* begin INFORMATION SUPPLIED *

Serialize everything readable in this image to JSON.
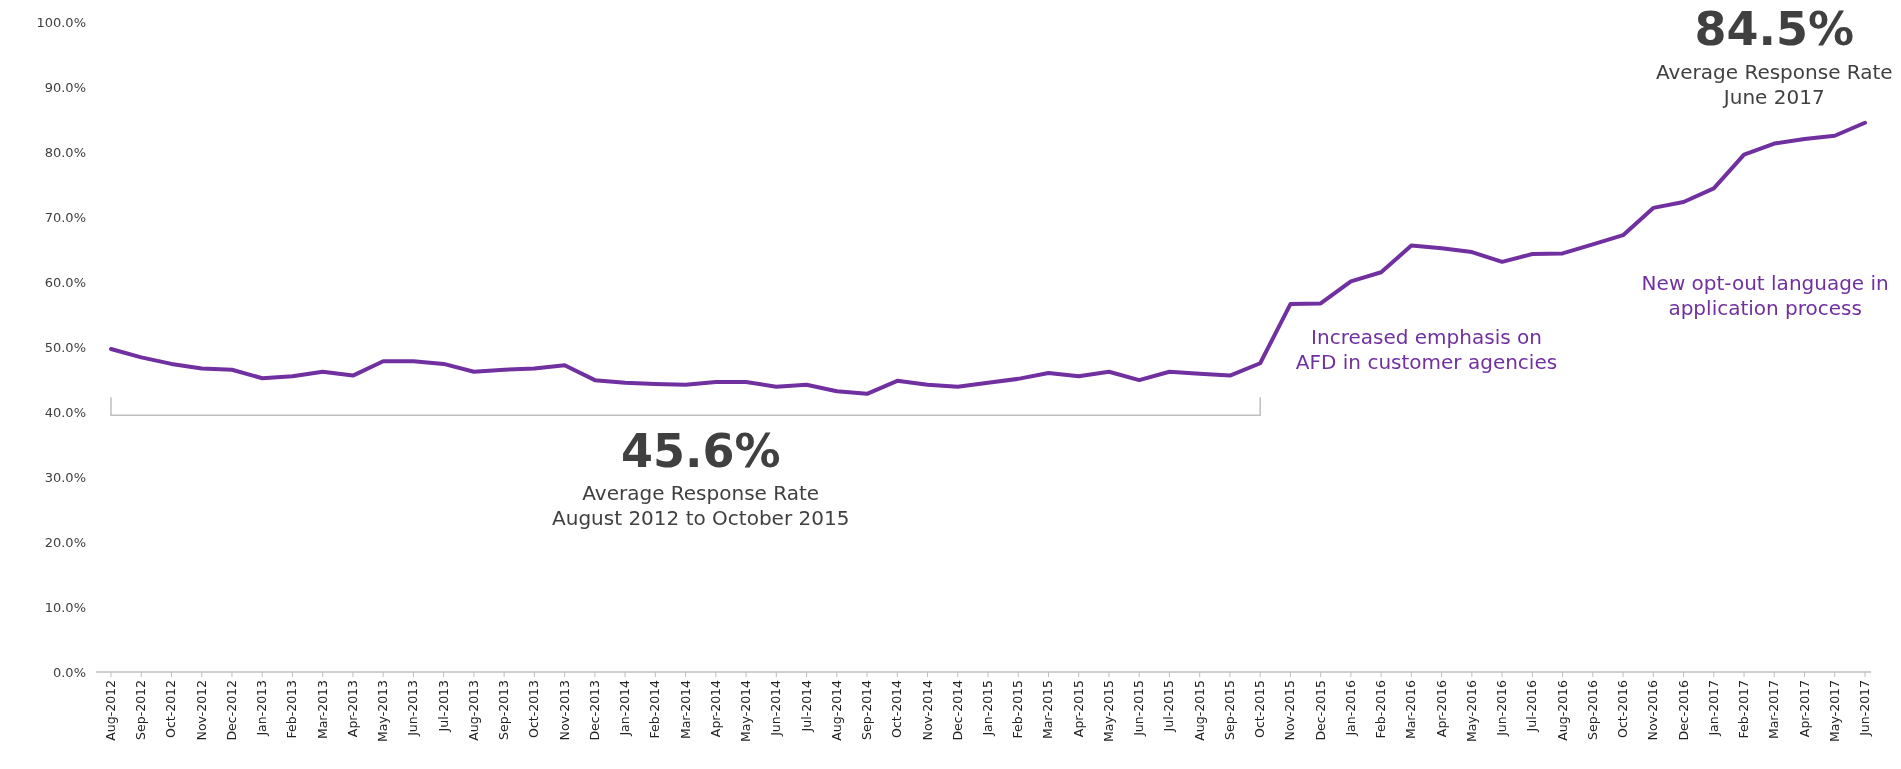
{
  "chart_data": {
    "type": "line",
    "categories": [
      "Aug-2012",
      "Sep-2012",
      "Oct-2012",
      "Nov-2012",
      "Dec-2012",
      "Jan-2013",
      "Feb-2013",
      "Mar-2013",
      "Apr-2013",
      "May-2013",
      "Jun-2013",
      "Jul-2013",
      "Aug-2013",
      "Sep-2013",
      "Oct-2013",
      "Nov-2013",
      "Dec-2013",
      "Jan-2014",
      "Feb-2014",
      "Mar-2014",
      "Apr-2014",
      "May-2014",
      "Jun-2014",
      "Jul-2014",
      "Aug-2014",
      "Sep-2014",
      "Oct-2014",
      "Nov-2014",
      "Dec-2014",
      "Jan-2015",
      "Feb-2015",
      "Mar-2015",
      "Apr-2015",
      "May-2015",
      "Jun-2015",
      "Jul-2015",
      "Aug-2015",
      "Sep-2015",
      "Oct-2015",
      "Nov-2015",
      "Dec-2015",
      "Jan-2016",
      "Feb-2016",
      "Mar-2016",
      "Apr-2016",
      "May-2016",
      "Jun-2016",
      "Jul-2016",
      "Aug-2016",
      "Sep-2016",
      "Oct-2016",
      "Nov-2016",
      "Dec-2016",
      "Jan-2017",
      "Feb-2017",
      "Mar-2017",
      "Apr-2017",
      "May-2017",
      "Jun-2017"
    ],
    "series": [
      {
        "color": "#7030a0",
        "values": [
          49.7,
          48.4,
          47.4,
          46.7,
          46.5,
          45.2,
          45.5,
          46.2,
          45.6,
          47.8,
          47.8,
          47.4,
          46.2,
          46.5,
          46.7,
          47.2,
          44.9,
          44.5,
          44.3,
          44.2,
          44.6,
          44.6,
          43.9,
          44.2,
          43.2,
          42.8,
          44.8,
          44.2,
          43.9,
          44.5,
          45.1,
          46.0,
          45.5,
          46.2,
          44.9,
          46.2,
          45.9,
          45.6,
          47.5,
          56.6,
          56.7,
          60.1,
          61.5,
          65.6,
          65.2,
          64.6,
          63.1,
          64.3,
          64.4,
          65.8,
          67.2,
          71.4,
          72.3,
          74.4,
          79.6,
          81.3,
          82.0,
          82.5,
          84.5
        ]
      }
    ],
    "ylim": [
      0,
      100
    ],
    "yticks": [
      {
        "value": 0,
        "label": "0.0%"
      },
      {
        "value": 10,
        "label": "10.0%"
      },
      {
        "value": 20,
        "label": "20.0%"
      },
      {
        "value": 30,
        "label": "30.0%"
      },
      {
        "value": 40,
        "label": "40.0%"
      },
      {
        "value": 50,
        "label": "50.0%"
      },
      {
        "value": 60,
        "label": "60.0%"
      },
      {
        "value": 70,
        "label": "70.0%"
      },
      {
        "value": 80,
        "label": "80.0%"
      },
      {
        "value": 90,
        "label": "90.0%"
      },
      {
        "value": 100,
        "label": "100.0%"
      }
    ],
    "annotations": [
      "45.6%",
      "Average Response Rate\nAugust 2012 to October 2015",
      "84.5%",
      "Average Response Rate\nJune 2017",
      "Increased emphasis on\nAFD in customer agencies",
      "New opt-out language in\napplication process"
    ],
    "grid": false,
    "marker": "none",
    "line_style": "solid"
  }
}
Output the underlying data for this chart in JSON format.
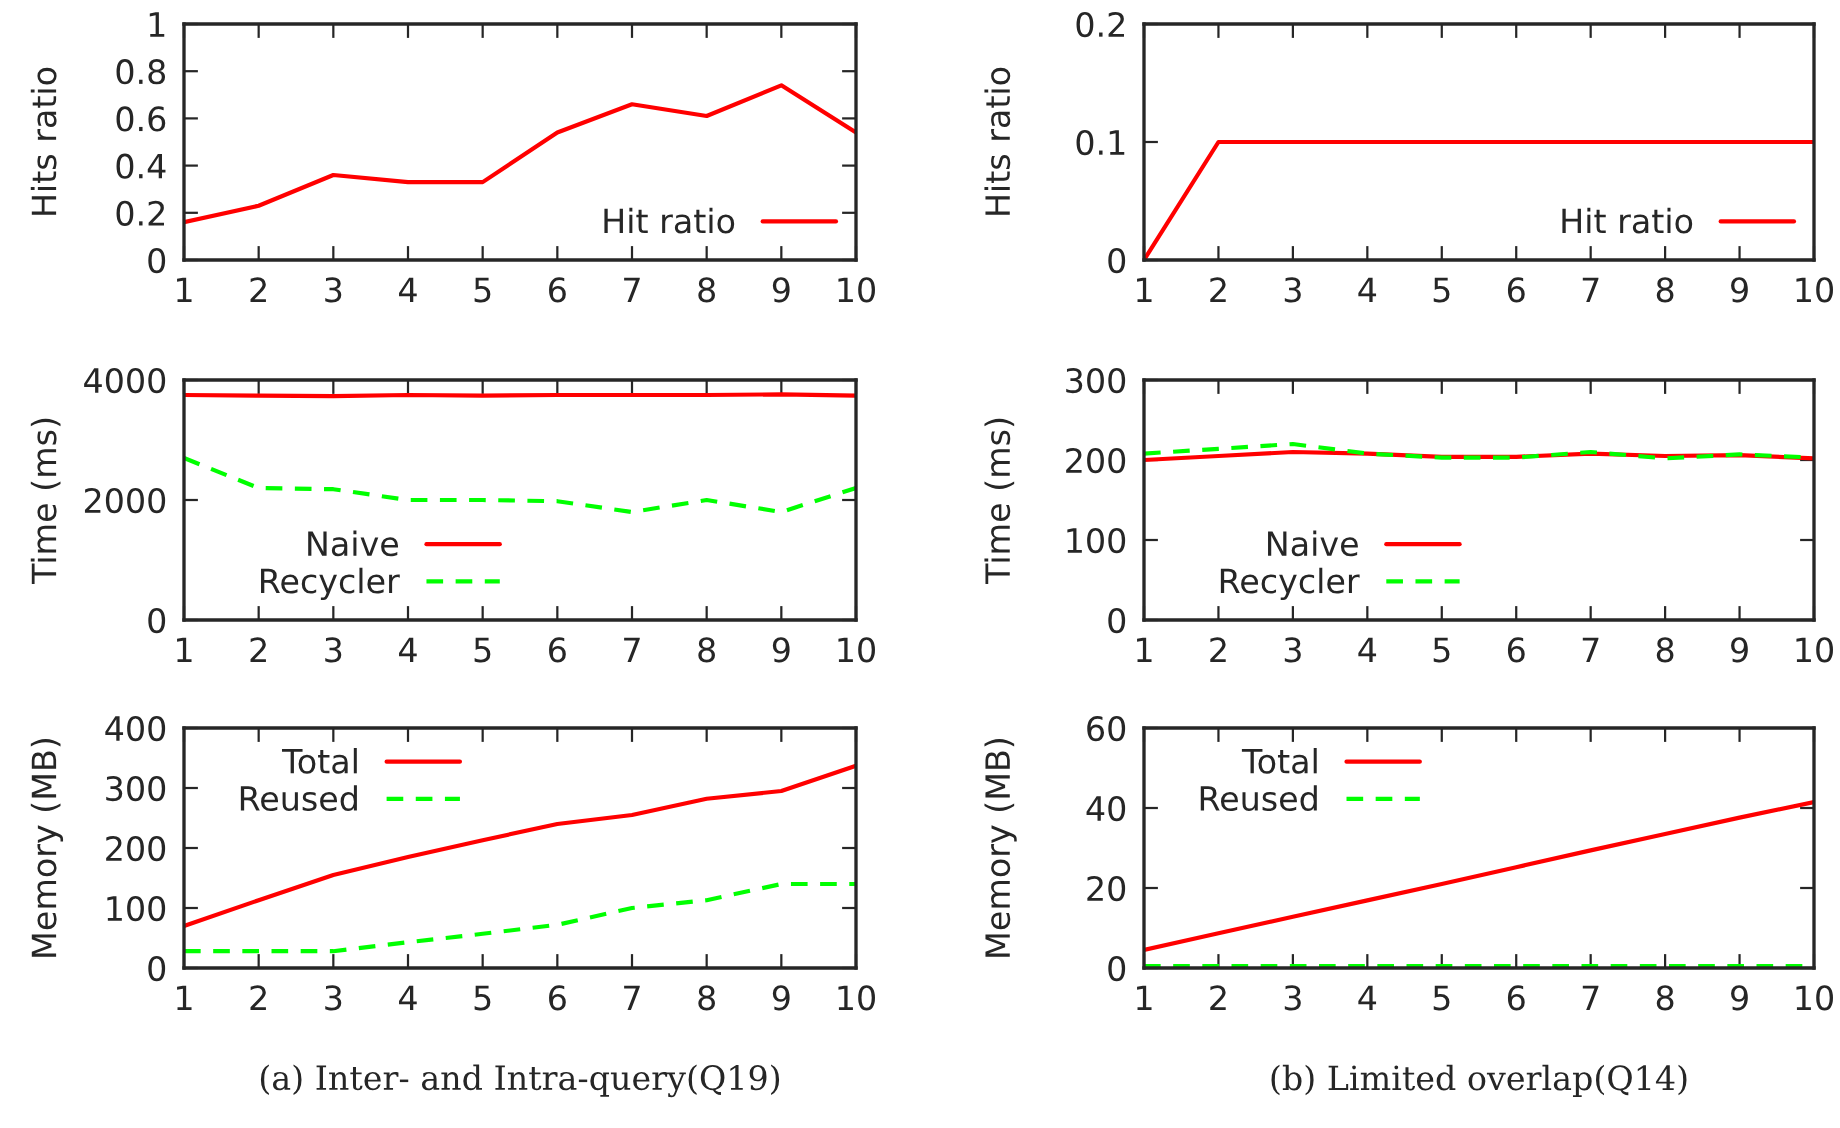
{
  "chart_data": [
    {
      "type": "line",
      "ylabel": "Hits ratio",
      "x": [
        1,
        2,
        3,
        4,
        5,
        6,
        7,
        8,
        9,
        10
      ],
      "xlim": [
        1,
        10
      ],
      "xticks": [
        1,
        2,
        3,
        4,
        5,
        6,
        7,
        8,
        9,
        10
      ],
      "ylim": [
        0,
        1
      ],
      "yticks": [
        0,
        0.2,
        0.4,
        0.6,
        0.8,
        1
      ],
      "legend": "bottom right",
      "series": [
        {
          "name": "Hit ratio",
          "color": "#ff0000",
          "line_style": "solid",
          "values": [
            0.16,
            0.23,
            0.36,
            0.33,
            0.33,
            0.54,
            0.66,
            0.61,
            0.74,
            0.54
          ]
        }
      ]
    },
    {
      "type": "line",
      "ylabel": "Hits ratio",
      "x": [
        1,
        2,
        3,
        4,
        5,
        6,
        7,
        8,
        9,
        10
      ],
      "xlim": [
        1,
        10
      ],
      "xticks": [
        1,
        2,
        3,
        4,
        5,
        6,
        7,
        8,
        9,
        10
      ],
      "ylim": [
        0,
        0.2
      ],
      "yticks": [
        0,
        0.1,
        0.2
      ],
      "legend": "bottom right",
      "series": [
        {
          "name": "Hit ratio",
          "color": "#ff0000",
          "line_style": "solid",
          "values": [
            0,
            0.1,
            0.1,
            0.1,
            0.1,
            0.1,
            0.1,
            0.1,
            0.1,
            0.1
          ]
        }
      ]
    },
    {
      "type": "line",
      "ylabel": "Time (ms)",
      "x": [
        1,
        2,
        3,
        4,
        5,
        6,
        7,
        8,
        9,
        10
      ],
      "xlim": [
        1,
        10
      ],
      "xticks": [
        1,
        2,
        3,
        4,
        5,
        6,
        7,
        8,
        9,
        10
      ],
      "ylim": [
        0,
        4000
      ],
      "yticks": [
        0,
        2000,
        4000
      ],
      "legend": "bottom left",
      "series": [
        {
          "name": "Naive",
          "color": "#ff0000",
          "line_style": "solid",
          "values": [
            3750,
            3740,
            3730,
            3750,
            3740,
            3750,
            3750,
            3750,
            3760,
            3740
          ]
        },
        {
          "name": "Recycler",
          "color": "#00ff00",
          "line_style": "dashed",
          "values": [
            2700,
            2200,
            2180,
            2000,
            2000,
            1980,
            1800,
            2000,
            1800,
            2200
          ]
        }
      ]
    },
    {
      "type": "line",
      "ylabel": "Time (ms)",
      "x": [
        1,
        2,
        3,
        4,
        5,
        6,
        7,
        8,
        9,
        10
      ],
      "xlim": [
        1,
        10
      ],
      "xticks": [
        1,
        2,
        3,
        4,
        5,
        6,
        7,
        8,
        9,
        10
      ],
      "ylim": [
        0,
        300
      ],
      "yticks": [
        0,
        100,
        200,
        300
      ],
      "legend": "bottom left",
      "series": [
        {
          "name": "Naive",
          "color": "#ff0000",
          "line_style": "solid",
          "values": [
            200,
            205,
            210,
            208,
            204,
            204,
            208,
            205,
            206,
            202
          ]
        },
        {
          "name": "Recycler",
          "color": "#00ff00",
          "line_style": "dashed",
          "values": [
            208,
            214,
            220,
            208,
            203,
            203,
            210,
            202,
            207,
            203
          ]
        }
      ]
    },
    {
      "type": "line",
      "ylabel": "Memory (MB)",
      "x": [
        1,
        2,
        3,
        4,
        5,
        6,
        7,
        8,
        9,
        10
      ],
      "xlim": [
        1,
        10
      ],
      "xticks": [
        1,
        2,
        3,
        4,
        5,
        6,
        7,
        8,
        9,
        10
      ],
      "ylim": [
        0,
        400
      ],
      "yticks": [
        0,
        100,
        200,
        300,
        400
      ],
      "legend": "top left",
      "annotations": [
        "(a) Inter- and Intra-query(Q19)"
      ],
      "series": [
        {
          "name": "Total",
          "color": "#ff0000",
          "line_style": "solid",
          "values": [
            70,
            113,
            155,
            185,
            213,
            240,
            255,
            282,
            295,
            337
          ]
        },
        {
          "name": "Reused",
          "color": "#00ff00",
          "line_style": "dashed",
          "values": [
            28,
            28,
            28,
            43,
            57,
            72,
            100,
            113,
            140,
            140
          ]
        }
      ]
    },
    {
      "type": "line",
      "ylabel": "Memory (MB)",
      "x": [
        1,
        2,
        3,
        4,
        5,
        6,
        7,
        8,
        9,
        10
      ],
      "xlim": [
        1,
        10
      ],
      "xticks": [
        1,
        2,
        3,
        4,
        5,
        6,
        7,
        8,
        9,
        10
      ],
      "ylim": [
        0,
        60
      ],
      "yticks": [
        0,
        20,
        40,
        60
      ],
      "legend": "top left",
      "annotations": [
        "(b) Limited overlap(Q14)"
      ],
      "series": [
        {
          "name": "Total",
          "color": "#ff0000",
          "line_style": "solid",
          "values": [
            4.5,
            8.7,
            12.8,
            16.9,
            21,
            25.2,
            29.4,
            33.5,
            37.6,
            41.5
          ]
        },
        {
          "name": "Reused",
          "color": "#00ff00",
          "line_style": "dashed",
          "values": [
            0.5,
            0.5,
            0.5,
            0.5,
            0.5,
            0.5,
            0.5,
            0.5,
            0.5,
            0.5
          ]
        }
      ]
    }
  ]
}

* end INFORMATION SUPPLIED *

→ **EXERCISE TASK**: Every line in the data that holds "JSON" should be copied out.

→ **RESULT FOR THIS EXERCISE**:
Serialize everything readable in this image to JSON.
Output the underlying data for this chart in JSON format.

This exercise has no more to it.